■ SOURCE MATERIAL
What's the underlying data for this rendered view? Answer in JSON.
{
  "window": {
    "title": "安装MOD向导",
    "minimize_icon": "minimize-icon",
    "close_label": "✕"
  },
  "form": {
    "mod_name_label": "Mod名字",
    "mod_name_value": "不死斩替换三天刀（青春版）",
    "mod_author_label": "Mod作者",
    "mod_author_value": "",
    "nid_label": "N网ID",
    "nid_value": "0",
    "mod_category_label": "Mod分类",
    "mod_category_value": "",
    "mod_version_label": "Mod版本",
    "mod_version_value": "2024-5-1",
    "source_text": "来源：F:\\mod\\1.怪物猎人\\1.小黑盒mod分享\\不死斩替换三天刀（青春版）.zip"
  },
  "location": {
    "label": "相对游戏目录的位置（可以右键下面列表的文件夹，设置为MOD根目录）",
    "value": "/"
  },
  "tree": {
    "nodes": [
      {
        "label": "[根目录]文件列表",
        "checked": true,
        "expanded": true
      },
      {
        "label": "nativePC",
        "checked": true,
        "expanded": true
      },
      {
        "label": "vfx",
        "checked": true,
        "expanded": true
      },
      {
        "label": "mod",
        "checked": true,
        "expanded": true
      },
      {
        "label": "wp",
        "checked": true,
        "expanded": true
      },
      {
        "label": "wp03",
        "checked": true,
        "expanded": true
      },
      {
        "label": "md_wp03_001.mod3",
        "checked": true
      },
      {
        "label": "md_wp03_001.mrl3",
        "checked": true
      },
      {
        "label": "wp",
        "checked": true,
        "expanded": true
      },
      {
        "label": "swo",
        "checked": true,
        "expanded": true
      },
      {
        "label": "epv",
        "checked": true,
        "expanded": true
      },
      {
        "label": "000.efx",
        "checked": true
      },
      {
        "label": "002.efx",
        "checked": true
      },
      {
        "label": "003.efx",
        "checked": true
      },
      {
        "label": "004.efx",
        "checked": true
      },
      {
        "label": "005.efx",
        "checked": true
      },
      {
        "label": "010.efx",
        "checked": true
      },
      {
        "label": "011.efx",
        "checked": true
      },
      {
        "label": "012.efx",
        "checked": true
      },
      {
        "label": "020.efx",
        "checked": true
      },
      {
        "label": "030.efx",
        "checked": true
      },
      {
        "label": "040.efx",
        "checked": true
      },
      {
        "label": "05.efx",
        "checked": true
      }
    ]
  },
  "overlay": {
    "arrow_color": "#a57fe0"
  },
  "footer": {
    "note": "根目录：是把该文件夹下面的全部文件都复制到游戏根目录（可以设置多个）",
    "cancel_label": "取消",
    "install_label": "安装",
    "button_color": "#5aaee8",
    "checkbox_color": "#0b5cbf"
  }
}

■ EXERCISE INSTRUCTIONS
Print every entry exactly as it appears.

■ THE ANSWER
What's the underlying data for this rendered view? Answer in JSON.
{
  "window": {
    "title": "安装MOD向导",
    "minimize_icon": "minimize-icon",
    "close_label": "✕"
  },
  "form": {
    "mod_name_label": "Mod名字",
    "mod_name_value": "不死斩替换三天刀（青春版）",
    "mod_author_label": "Mod作者",
    "mod_author_value": "",
    "nid_label": "N网ID",
    "nid_value": "0",
    "mod_category_label": "Mod分类",
    "mod_category_value": "",
    "mod_version_label": "Mod版本",
    "mod_version_value": "2024-5-1",
    "source_text": "来源：F:\\mod\\1.怪物猎人\\1.小黑盒mod分享\\不死斩替换三天刀（青春版）.zip"
  },
  "location": {
    "label": "相对游戏目录的位置（可以右键下面列表的文件夹，设置为MOD根目录）",
    "value": "/"
  },
  "tree": {
    "nodes": [
      {
        "label": "[根目录]文件列表",
        "checked": true,
        "expanded": true
      },
      {
        "label": "nativePC",
        "checked": true,
        "expanded": true
      },
      {
        "label": "vfx",
        "checked": true,
        "expanded": true
      },
      {
        "label": "mod",
        "checked": true,
        "expanded": true
      },
      {
        "label": "wp",
        "checked": true,
        "expanded": true
      },
      {
        "label": "wp03",
        "checked": true,
        "expanded": true
      },
      {
        "label": "md_wp03_001.mod3",
        "checked": true
      },
      {
        "label": "md_wp03_001.mrl3",
        "checked": true
      },
      {
        "label": "wp",
        "checked": true,
        "expanded": true
      },
      {
        "label": "swo",
        "checked": true,
        "expanded": true
      },
      {
        "label": "epv",
        "checked": true,
        "expanded": true
      },
      {
        "label": "000.efx",
        "checked": true
      },
      {
        "label": "002.efx",
        "checked": true
      },
      {
        "label": "003.efx",
        "checked": true
      },
      {
        "label": "004.efx",
        "checked": true
      },
      {
        "label": "005.efx",
        "checked": true
      },
      {
        "label": "010.efx",
        "checked": true
      },
      {
        "label": "011.efx",
        "checked": true
      },
      {
        "label": "012.efx",
        "checked": true
      },
      {
        "label": "020.efx",
        "checked": true
      },
      {
        "label": "030.efx",
        "checked": true
      },
      {
        "label": "040.efx",
        "checked": true
      },
      {
        "label": "05.efx",
        "checked": true
      }
    ]
  },
  "overlay": {
    "arrow_color": "#a57fe0"
  },
  "footer": {
    "note": "根目录：是把该文件夹下面的全部文件都复制到游戏根目录（可以设置多个）",
    "cancel_label": "取消",
    "install_label": "安装",
    "button_color": "#5aaee8",
    "checkbox_color": "#0b5cbf"
  }
}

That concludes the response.